◆ YOUR TASK
Include the line containing "Read all visible content and emit it as JSON." and every line after it up to the end of the material below; reproduce them exactly and drop the pictures.

◆ PROVIDED DATA
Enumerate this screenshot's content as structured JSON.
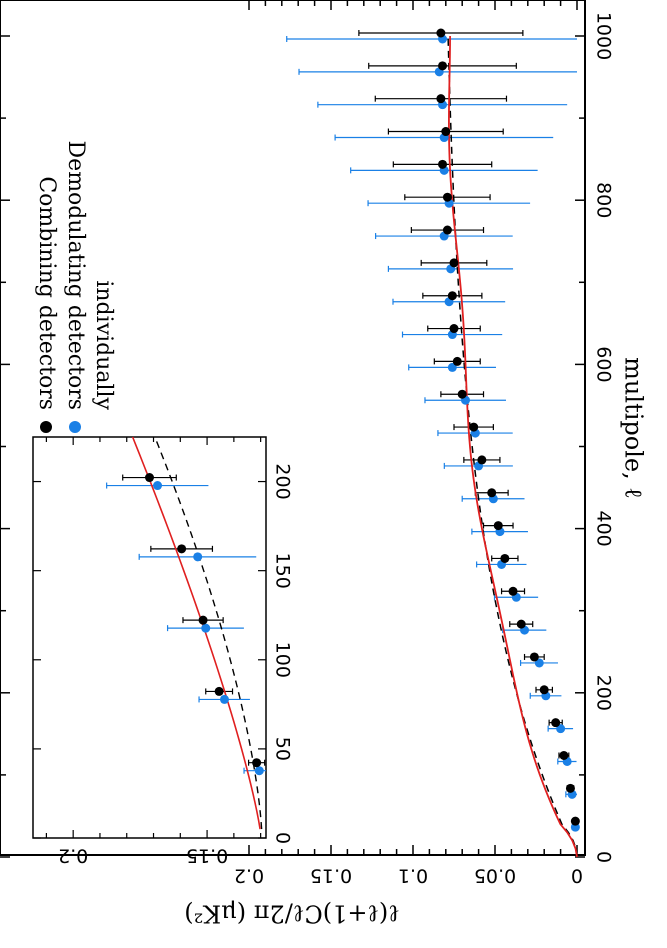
{
  "chart_data": [
    {
      "type": "scatter",
      "xlabel": "multipole, ℓ",
      "ylabel": "ℓ(ℓ+1)Cℓ/2π (μK²)",
      "xlim": [
        0,
        1000
      ],
      "ylim": [
        0,
        0.25
      ],
      "x_ticks": [
        "0",
        "200",
        "400",
        "600",
        "800",
        "1000"
      ],
      "y_ticks": [
        "0",
        "0.05",
        "0.1",
        "0.15",
        "0.2"
      ],
      "legend": {
        "position": "top-left",
        "entries": [
          {
            "label": "Combining detectors",
            "color": "#000000"
          },
          {
            "label": "Demodulating detectors",
            "color": "#1a80e6"
          },
          {
            "label": "individually",
            "color": "#000000"
          }
        ]
      },
      "series": [
        {
          "name": "Combining detectors",
          "color": "#000000",
          "x": [
            40,
            80,
            120,
            160,
            200,
            240,
            280,
            320,
            360,
            400,
            440,
            480,
            520,
            560,
            600,
            640,
            680,
            720,
            760,
            800,
            840,
            880,
            920,
            960,
            1000
          ],
          "y": [
            0.001,
            0.004,
            0.008,
            0.013,
            0.02,
            0.026,
            0.034,
            0.039,
            0.044,
            0.048,
            0.052,
            0.058,
            0.063,
            0.07,
            0.073,
            0.075,
            0.076,
            0.075,
            0.079,
            0.079,
            0.082,
            0.08,
            0.083,
            0.082,
            0.083
          ],
          "err": [
            0.001,
            0.002,
            0.003,
            0.004,
            0.005,
            0.006,
            0.007,
            0.007,
            0.008,
            0.009,
            0.01,
            0.011,
            0.012,
            0.013,
            0.014,
            0.016,
            0.018,
            0.02,
            0.022,
            0.026,
            0.03,
            0.035,
            0.04,
            0.045,
            0.05
          ]
        },
        {
          "name": "Demodulating detectors individually",
          "color": "#1a80e6",
          "x": [
            40,
            80,
            120,
            160,
            200,
            240,
            280,
            320,
            360,
            400,
            440,
            480,
            520,
            560,
            600,
            640,
            680,
            720,
            760,
            800,
            840,
            880,
            920,
            960,
            1000
          ],
          "y": [
            0.001,
            0.003,
            0.006,
            0.01,
            0.019,
            0.023,
            0.032,
            0.037,
            0.046,
            0.047,
            0.051,
            0.06,
            0.062,
            0.068,
            0.076,
            0.076,
            0.078,
            0.077,
            0.081,
            0.078,
            0.081,
            0.081,
            0.082,
            0.084,
            0.082
          ]
        }
      ]
    },
    {
      "type": "scatter",
      "xlim": [
        0,
        225
      ],
      "ylim": [
        0.128,
        0.215
      ],
      "x_ticks": [
        "0",
        "50",
        "100",
        "150",
        "200"
      ],
      "y_ticks": [
        "0.15",
        "0.2"
      ],
      "series": [
        {
          "name": "Combining detectors",
          "color": "#000000",
          "x": [
            40,
            80,
            120,
            160,
            200
          ],
          "y": [
            0.1315,
            0.1455,
            0.1515,
            0.1595,
            0.1715
          ]
        },
        {
          "name": "Demodulating detectors individually",
          "color": "#1a80e6",
          "x": [
            40,
            80,
            120,
            160,
            200
          ],
          "y": [
            0.1305,
            0.1435,
            0.1505,
            0.1535,
            0.1685
          ]
        }
      ]
    }
  ]
}
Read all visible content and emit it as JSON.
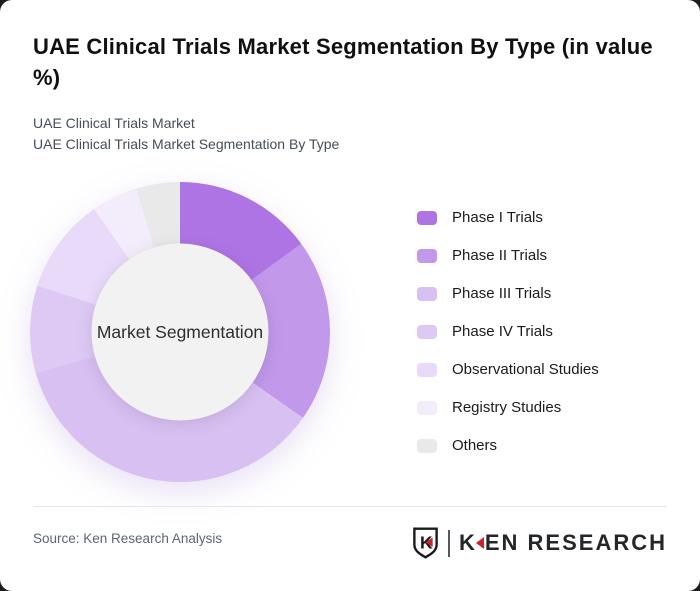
{
  "header": {
    "title": "UAE Clinical Trials Market Segmentation By Type (in value %)",
    "subtitle_line1": "UAE Clinical Trials Market",
    "subtitle_line2": "UAE Clinical Trials Market Segmentation By Type"
  },
  "chart_data": {
    "type": "pie",
    "subtype": "donut",
    "title": "UAE Clinical Trials Market Segmentation By Type (in value %)",
    "center_label": "Market Segmentation",
    "labels": [
      "Phase I Trials",
      "Phase II Trials",
      "Phase III Trials",
      "Phase IV Trials",
      "Observational Studies",
      "Registry Studies",
      "Others"
    ],
    "values": [
      15,
      19.7,
      35.9,
      9.4,
      10.3,
      5,
      4.7
    ],
    "unit": "value %",
    "colors": [
      "#ae74e4",
      "#c298eb",
      "#d8c0f2",
      "#ddc9f4",
      "#e8daf8",
      "#f2ecfb",
      "#e9e9e9"
    ],
    "start_angle_deg": 0,
    "direction": "clockwise",
    "inner_radius_ratio": 0.59,
    "legend_position": "right",
    "hole_color": "#f2f2f2"
  },
  "footer": {
    "source": "Source: Ken Research Analysis",
    "brand": {
      "shield_letter": "K",
      "wordmark_first": "K",
      "wordmark_rest": "EN RESEARCH",
      "red": "#c1272d",
      "dark": "#23272a"
    }
  }
}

◆ SOLUTION
Read all visible content and emit it as JSON.
{
  "header": {
    "title": "UAE Clinical Trials Market Segmentation By Type (in value %)",
    "subtitle_line1": "UAE Clinical Trials Market",
    "subtitle_line2": "UAE Clinical Trials Market Segmentation By Type"
  },
  "chart_data": {
    "type": "pie",
    "subtype": "donut",
    "title": "UAE Clinical Trials Market Segmentation By Type (in value %)",
    "center_label": "Market Segmentation",
    "labels": [
      "Phase I Trials",
      "Phase II Trials",
      "Phase III Trials",
      "Phase IV Trials",
      "Observational Studies",
      "Registry Studies",
      "Others"
    ],
    "values": [
      15,
      19.7,
      35.9,
      9.4,
      10.3,
      5,
      4.7
    ],
    "unit": "value %",
    "colors": [
      "#ae74e4",
      "#c298eb",
      "#d8c0f2",
      "#ddc9f4",
      "#e8daf8",
      "#f2ecfb",
      "#e9e9e9"
    ],
    "start_angle_deg": 0,
    "direction": "clockwise",
    "inner_radius_ratio": 0.59,
    "legend_position": "right",
    "hole_color": "#f2f2f2"
  },
  "footer": {
    "source": "Source: Ken Research Analysis",
    "brand": {
      "shield_letter": "K",
      "wordmark_first": "K",
      "wordmark_rest": "EN RESEARCH",
      "red": "#c1272d",
      "dark": "#23272a"
    }
  }
}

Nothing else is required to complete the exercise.